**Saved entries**
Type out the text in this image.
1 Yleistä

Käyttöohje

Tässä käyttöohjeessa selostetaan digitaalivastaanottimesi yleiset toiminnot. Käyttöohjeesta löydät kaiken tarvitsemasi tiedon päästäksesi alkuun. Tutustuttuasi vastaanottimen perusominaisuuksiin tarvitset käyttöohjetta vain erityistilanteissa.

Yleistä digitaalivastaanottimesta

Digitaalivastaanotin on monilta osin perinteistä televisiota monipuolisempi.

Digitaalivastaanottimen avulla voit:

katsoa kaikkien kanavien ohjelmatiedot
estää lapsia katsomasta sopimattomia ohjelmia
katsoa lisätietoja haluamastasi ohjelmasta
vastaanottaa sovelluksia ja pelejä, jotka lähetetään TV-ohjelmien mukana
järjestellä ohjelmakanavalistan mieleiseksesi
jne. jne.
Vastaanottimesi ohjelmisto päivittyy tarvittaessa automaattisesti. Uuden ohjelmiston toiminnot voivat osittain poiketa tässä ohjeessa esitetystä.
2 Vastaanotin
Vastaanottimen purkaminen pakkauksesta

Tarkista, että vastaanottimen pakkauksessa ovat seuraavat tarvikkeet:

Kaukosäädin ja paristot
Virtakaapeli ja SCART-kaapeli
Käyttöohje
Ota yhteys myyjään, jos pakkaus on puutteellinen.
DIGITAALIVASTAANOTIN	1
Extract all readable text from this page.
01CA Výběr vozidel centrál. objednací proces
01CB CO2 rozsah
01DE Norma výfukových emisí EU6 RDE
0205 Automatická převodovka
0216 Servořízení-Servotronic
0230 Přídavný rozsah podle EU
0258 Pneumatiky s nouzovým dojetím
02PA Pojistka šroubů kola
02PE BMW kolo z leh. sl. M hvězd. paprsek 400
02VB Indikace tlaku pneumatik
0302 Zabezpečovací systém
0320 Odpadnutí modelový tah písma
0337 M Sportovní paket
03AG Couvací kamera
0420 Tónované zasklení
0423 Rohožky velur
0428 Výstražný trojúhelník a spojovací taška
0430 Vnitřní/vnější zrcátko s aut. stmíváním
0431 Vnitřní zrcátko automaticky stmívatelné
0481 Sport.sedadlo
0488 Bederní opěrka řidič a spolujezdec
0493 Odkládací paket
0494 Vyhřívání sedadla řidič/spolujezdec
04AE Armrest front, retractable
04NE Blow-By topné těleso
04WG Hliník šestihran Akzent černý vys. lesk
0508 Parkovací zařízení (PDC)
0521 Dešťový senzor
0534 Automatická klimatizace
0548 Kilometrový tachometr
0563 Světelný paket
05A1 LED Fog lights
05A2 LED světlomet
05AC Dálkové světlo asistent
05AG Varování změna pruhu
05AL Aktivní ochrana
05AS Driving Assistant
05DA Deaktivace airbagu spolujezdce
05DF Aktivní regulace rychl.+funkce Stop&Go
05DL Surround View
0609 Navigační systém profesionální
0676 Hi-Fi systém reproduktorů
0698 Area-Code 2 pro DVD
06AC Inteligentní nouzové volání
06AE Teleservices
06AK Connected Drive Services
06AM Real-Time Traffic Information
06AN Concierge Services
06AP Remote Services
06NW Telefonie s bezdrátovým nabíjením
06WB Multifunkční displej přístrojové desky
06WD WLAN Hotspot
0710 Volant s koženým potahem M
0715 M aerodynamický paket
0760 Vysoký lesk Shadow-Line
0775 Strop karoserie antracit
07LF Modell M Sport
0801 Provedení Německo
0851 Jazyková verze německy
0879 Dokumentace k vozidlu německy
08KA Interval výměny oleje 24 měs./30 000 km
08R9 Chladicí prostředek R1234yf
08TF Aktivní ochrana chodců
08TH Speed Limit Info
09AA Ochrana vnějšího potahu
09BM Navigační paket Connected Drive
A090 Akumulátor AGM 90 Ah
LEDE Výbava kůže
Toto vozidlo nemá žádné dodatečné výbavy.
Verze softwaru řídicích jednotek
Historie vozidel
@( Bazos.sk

**SHORT PROBLEM**
In the entries above, find each line with the string "řidič" and copy it.

**EXERCISE ANSWER**
0488 Bederní opěrka řidič a spolujezdec
0494 Vyhřívání sedadla řidič/spolujezdec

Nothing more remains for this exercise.